* start Exercise data *

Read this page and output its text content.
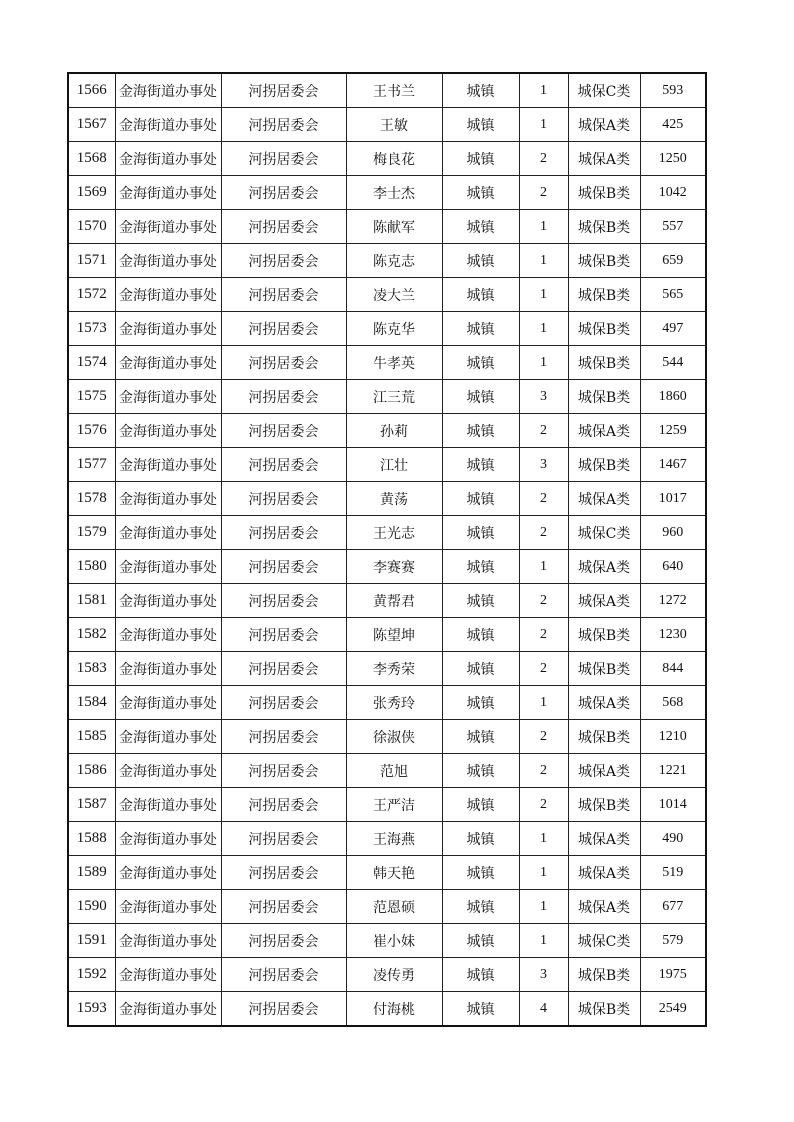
1566	金海街道办事处	河拐居委会	王书兰	城镇	1	城保C类	593
1567	金海街道办事处	河拐居委会	王敏	城镇	1	城保A类	425
1568	金海街道办事处	河拐居委会	梅良花	城镇	2	城保A类	1250
1569	金海街道办事处	河拐居委会	李士杰	城镇	2	城保B类	1042
1570	金海街道办事处	河拐居委会	陈献军	城镇	1	城保B类	557
1571	金海街道办事处	河拐居委会	陈克志	城镇	1	城保B类	659
1572	金海街道办事处	河拐居委会	凌大兰	城镇	1	城保B类	565
1573	金海街道办事处	河拐居委会	陈克华	城镇	1	城保B类	497
1574	金海街道办事处	河拐居委会	牛孝英	城镇	1	城保B类	544
1575	金海街道办事处	河拐居委会	江三荒	城镇	3	城保B类	1860
1576	金海街道办事处	河拐居委会	孙莉	城镇	2	城保A类	1259
1577	金海街道办事处	河拐居委会	江壮	城镇	3	城保B类	1467
1578	金海街道办事处	河拐居委会	黄荡	城镇	2	城保A类	1017
1579	金海街道办事处	河拐居委会	王光志	城镇	2	城保C类	960
1580	金海街道办事处	河拐居委会	李赛赛	城镇	1	城保A类	640
1581	金海街道办事处	河拐居委会	黄帮君	城镇	2	城保A类	1272
1582	金海街道办事处	河拐居委会	陈望坤	城镇	2	城保B类	1230
1583	金海街道办事处	河拐居委会	李秀荣	城镇	2	城保B类	844
1584	金海街道办事处	河拐居委会	张秀玲	城镇	1	城保A类	568
1585	金海街道办事处	河拐居委会	徐淑侠	城镇	2	城保B类	1210
1586	金海街道办事处	河拐居委会	范旭	城镇	2	城保A类	1221
1587	金海街道办事处	河拐居委会	王严洁	城镇	2	城保B类	1014
1588	金海街道办事处	河拐居委会	王海燕	城镇	1	城保A类	490
1589	金海街道办事处	河拐居委会	韩天艳	城镇	1	城保A类	519
1590	金海街道办事处	河拐居委会	范恩硕	城镇	1	城保A类	677
1591	金海街道办事处	河拐居委会	崔小妹	城镇	1	城保C类	579
1592	金海街道办事处	河拐居委会	凌传勇	城镇	3	城保B类	1975
1593	金海街道办事处	河拐居委会	付海桃	城镇	4	城保B类	2549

* end Exercise data *

Problem details | Copy each line of the records containing the string "城保A类".

Complete answer |
1567	金海街道办事处	河拐居委会	王敏	城镇	1	城保A类	425
1568	金海街道办事处	河拐居委会	梅良花	城镇	2	城保A类	1250
1576	金海街道办事处	河拐居委会	孙莉	城镇	2	城保A类	1259
1578	金海街道办事处	河拐居委会	黄荡	城镇	2	城保A类	1017
1580	金海街道办事处	河拐居委会	李赛赛	城镇	1	城保A类	640
1581	金海街道办事处	河拐居委会	黄帮君	城镇	2	城保A类	1272
1584	金海街道办事处	河拐居委会	张秀玲	城镇	1	城保A类	568
1586	金海街道办事处	河拐居委会	范旭	城镇	2	城保A类	1221
1588	金海街道办事处	河拐居委会	王海燕	城镇	1	城保A类	490
1589	金海街道办事处	河拐居委会	韩天艳	城镇	1	城保A类	519
1590	金海街道办事处	河拐居委会	范恩硕	城镇	1	城保A类	677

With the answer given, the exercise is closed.